■ **Stored entries**:
=-=-=

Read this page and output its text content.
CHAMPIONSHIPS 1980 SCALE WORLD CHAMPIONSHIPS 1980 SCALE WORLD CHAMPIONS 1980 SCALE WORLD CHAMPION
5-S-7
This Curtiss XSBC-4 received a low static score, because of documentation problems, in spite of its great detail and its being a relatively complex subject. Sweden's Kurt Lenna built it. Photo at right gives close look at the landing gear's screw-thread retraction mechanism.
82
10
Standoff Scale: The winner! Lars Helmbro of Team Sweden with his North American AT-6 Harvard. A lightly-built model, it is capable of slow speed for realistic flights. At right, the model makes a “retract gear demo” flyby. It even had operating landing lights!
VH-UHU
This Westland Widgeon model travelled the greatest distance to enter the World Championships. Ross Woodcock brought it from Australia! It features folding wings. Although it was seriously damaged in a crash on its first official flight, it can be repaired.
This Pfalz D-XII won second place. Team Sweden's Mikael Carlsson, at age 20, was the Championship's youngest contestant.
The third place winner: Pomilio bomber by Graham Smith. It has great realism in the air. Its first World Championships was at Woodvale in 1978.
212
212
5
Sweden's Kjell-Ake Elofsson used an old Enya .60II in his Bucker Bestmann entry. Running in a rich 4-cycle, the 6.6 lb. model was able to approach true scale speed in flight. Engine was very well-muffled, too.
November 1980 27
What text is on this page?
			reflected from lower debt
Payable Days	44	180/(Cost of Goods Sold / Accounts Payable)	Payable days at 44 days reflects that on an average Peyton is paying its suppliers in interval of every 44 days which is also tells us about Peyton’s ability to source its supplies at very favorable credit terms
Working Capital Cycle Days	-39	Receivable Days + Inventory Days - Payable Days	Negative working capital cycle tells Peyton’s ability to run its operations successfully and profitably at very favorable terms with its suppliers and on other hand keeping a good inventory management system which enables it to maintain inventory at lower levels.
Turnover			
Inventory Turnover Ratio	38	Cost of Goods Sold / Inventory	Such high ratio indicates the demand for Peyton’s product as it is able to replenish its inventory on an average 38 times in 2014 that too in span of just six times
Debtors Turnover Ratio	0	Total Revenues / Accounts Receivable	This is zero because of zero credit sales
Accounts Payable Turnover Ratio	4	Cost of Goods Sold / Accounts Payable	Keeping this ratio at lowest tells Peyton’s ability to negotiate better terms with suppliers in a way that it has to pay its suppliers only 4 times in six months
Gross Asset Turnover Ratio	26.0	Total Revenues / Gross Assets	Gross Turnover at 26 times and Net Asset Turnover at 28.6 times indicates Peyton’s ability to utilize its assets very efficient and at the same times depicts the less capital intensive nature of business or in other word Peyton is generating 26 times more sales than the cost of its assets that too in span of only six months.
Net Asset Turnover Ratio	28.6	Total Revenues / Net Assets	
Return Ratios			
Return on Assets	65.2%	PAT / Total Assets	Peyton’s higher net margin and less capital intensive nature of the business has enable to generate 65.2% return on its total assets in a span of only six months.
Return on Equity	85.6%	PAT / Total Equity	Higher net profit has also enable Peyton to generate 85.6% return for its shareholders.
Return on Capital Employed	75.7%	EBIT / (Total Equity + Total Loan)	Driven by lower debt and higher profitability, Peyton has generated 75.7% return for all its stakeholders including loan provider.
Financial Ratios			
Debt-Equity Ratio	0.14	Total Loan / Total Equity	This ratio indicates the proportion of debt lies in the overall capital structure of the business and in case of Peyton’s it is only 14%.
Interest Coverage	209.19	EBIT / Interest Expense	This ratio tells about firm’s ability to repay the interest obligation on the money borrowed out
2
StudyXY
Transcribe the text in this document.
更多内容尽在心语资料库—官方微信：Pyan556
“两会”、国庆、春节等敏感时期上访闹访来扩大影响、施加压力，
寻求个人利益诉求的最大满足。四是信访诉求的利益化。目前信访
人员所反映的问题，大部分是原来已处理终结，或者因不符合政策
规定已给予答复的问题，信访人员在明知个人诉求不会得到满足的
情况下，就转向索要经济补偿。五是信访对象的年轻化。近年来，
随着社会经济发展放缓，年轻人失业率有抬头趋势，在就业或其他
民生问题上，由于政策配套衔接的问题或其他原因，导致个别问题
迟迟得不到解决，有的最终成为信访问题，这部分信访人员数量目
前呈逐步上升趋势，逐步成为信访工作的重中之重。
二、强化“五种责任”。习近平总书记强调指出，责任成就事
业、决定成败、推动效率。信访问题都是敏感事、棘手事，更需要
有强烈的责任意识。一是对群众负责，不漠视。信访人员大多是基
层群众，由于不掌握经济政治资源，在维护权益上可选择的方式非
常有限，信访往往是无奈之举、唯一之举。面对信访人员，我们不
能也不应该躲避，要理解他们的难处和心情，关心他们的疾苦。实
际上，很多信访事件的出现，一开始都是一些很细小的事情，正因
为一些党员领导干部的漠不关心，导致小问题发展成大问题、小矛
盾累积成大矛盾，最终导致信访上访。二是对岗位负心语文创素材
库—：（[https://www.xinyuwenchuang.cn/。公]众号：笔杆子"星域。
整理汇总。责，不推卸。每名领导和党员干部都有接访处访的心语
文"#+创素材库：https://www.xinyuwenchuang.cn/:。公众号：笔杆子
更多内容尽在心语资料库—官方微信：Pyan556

=-=-=

Every record shown above should be written out again exactly.

■ **SOLUTION TO THE PROBLEM**:
Read this page and output its text content.
CHAMPIONSHIPS 1980 SCALE WORLD CHAMPIONSHIPS 1980 SCALE WORLD CHAMPIONS 1980 SCALE WORLD CHAMPION
5-S-7
This Curtiss XSBC-4 received a low static score, because of documentation problems, in spite of its great detail and its being a relatively complex subject. Sweden's Kurt Lenna built it. Photo at right gives close look at the landing gear's screw-thread retraction mechanism.
82
10
Standoff Scale: The winner! Lars Helmbro of Team Sweden with his North American AT-6 Harvard. A lightly-built model, it is capable of slow speed for realistic flights. At right, the model makes a “retract gear demo” flyby. It even had operating landing lights!
VH-UHU
This Westland Widgeon model travelled the greatest distance to enter the World Championships. Ross Woodcock brought it from Australia! It features folding wings. Although it was seriously damaged in a crash on its first official flight, it can be repaired.
This Pfalz D-XII won second place. Team Sweden's Mikael Carlsson, at age 20, was the Championship's youngest contestant.
The third place winner: Pomilio bomber by Graham Smith. It has great realism in the air. Its first World Championships was at Woodvale in 1978.
212
212
5
Sweden's Kjell-Ake Elofsson used an old Enya .60II in his Bucker Bestmann entry. Running in a rich 4-cycle, the 6.6 lb. model was able to approach true scale speed in flight. Engine was very well-muffled, too.
November 1980 27
What text is on this page?
			reflected from lower debt
Payable Days	44	180/(Cost of Goods Sold / Accounts Payable)	Payable days at 44 days reflects that on an average Peyton is paying its suppliers in interval of every 44 days which is also tells us about Peyton’s ability to source its supplies at very favorable credit terms
Working Capital Cycle Days	-39	Receivable Days + Inventory Days - Payable Days	Negative working capital cycle tells Peyton’s ability to run its operations successfully and profitably at very favorable terms with its suppliers and on other hand keeping a good inventory management system which enables it to maintain inventory at lower levels.
Turnover			
Inventory Turnover Ratio	38	Cost of Goods Sold / Inventory	Such high ratio indicates the demand for Peyton’s product as it is able to replenish its inventory on an average 38 times in 2014 that too in span of just six times
Debtors Turnover Ratio	0	Total Revenues / Accounts Receivable	This is zero because of zero credit sales
Accounts Payable Turnover Ratio	4	Cost of Goods Sold / Accounts Payable	Keeping this ratio at lowest tells Peyton’s ability to negotiate better terms with suppliers in a way that it has to pay its suppliers only 4 times in six months
Gross Asset Turnover Ratio	26.0	Total Revenues / Gross Assets	Gross Turnover at 26 times and Net Asset Turnover at 28.6 times indicates Peyton’s ability to utilize its assets very efficient and at the same times depicts the less capital intensive nature of business or in other word Peyton is generating 26 times more sales than the cost of its assets that too in span of only six months.
Net Asset Turnover Ratio	28.6	Total Revenues / Net Assets	
Return Ratios			
Return on Assets	65.2%	PAT / Total Assets	Peyton’s higher net margin and less capital intensive nature of the business has enable to generate 65.2% return on its total assets in a span of only six months.
Return on Equity	85.6%	PAT / Total Equity	Higher net profit has also enable Peyton to generate 85.6% return for its shareholders.
Return on Capital Employed	75.7%	EBIT / (Total Equity + Total Loan)	Driven by lower debt and higher profitability, Peyton has generated 75.7% return for all its stakeholders including loan provider.
Financial Ratios			
Debt-Equity Ratio	0.14	Total Loan / Total Equity	This ratio indicates the proportion of debt lies in the overall capital structure of the business and in case of Peyton’s it is only 14%.
Interest Coverage	209.19	EBIT / Interest Expense	This ratio tells about firm’s ability to repay the interest obligation on the money borrowed out
2
StudyXY
Transcribe the text in this document.
更多内容尽在心语资料库—官方微信：Pyan556
“两会”、国庆、春节等敏感时期上访闹访来扩大影响、施加压力，
寻求个人利益诉求的最大满足。四是信访诉求的利益化。目前信访
人员所反映的问题，大部分是原来已处理终结，或者因不符合政策
规定已给予答复的问题，信访人员在明知个人诉求不会得到满足的
情况下，就转向索要经济补偿。五是信访对象的年轻化。近年来，
随着社会经济发展放缓，年轻人失业率有抬头趋势，在就业或其他
民生问题上，由于政策配套衔接的问题或其他原因，导致个别问题
迟迟得不到解决，有的最终成为信访问题，这部分信访人员数量目
前呈逐步上升趋势，逐步成为信访工作的重中之重。
二、强化“五种责任”。习近平总书记强调指出，责任成就事
业、决定成败、推动效率。信访问题都是敏感事、棘手事，更需要
有强烈的责任意识。一是对群众负责，不漠视。信访人员大多是基
层群众，由于不掌握经济政治资源，在维护权益上可选择的方式非
常有限，信访往往是无奈之举、唯一之举。面对信访人员，我们不
能也不应该躲避，要理解他们的难处和心情，关心他们的疾苦。实
际上，很多信访事件的出现，一开始都是一些很细小的事情，正因
为一些党员领导干部的漠不关心，导致小问题发展成大问题、小矛
盾累积成大矛盾，最终导致信访上访。二是对岗位负心语文创素材
库—：（[https://www.xinyuwenchuang.cn/。公]众号：笔杆子"星域。
整理汇总。责，不推卸。每名领导和党员干部都有接访处访的心语
文"#+创素材库：https://www.xinyuwenchuang.cn/:。公众号：笔杆子
更多内容尽在心语资料库—官方微信：Pyan556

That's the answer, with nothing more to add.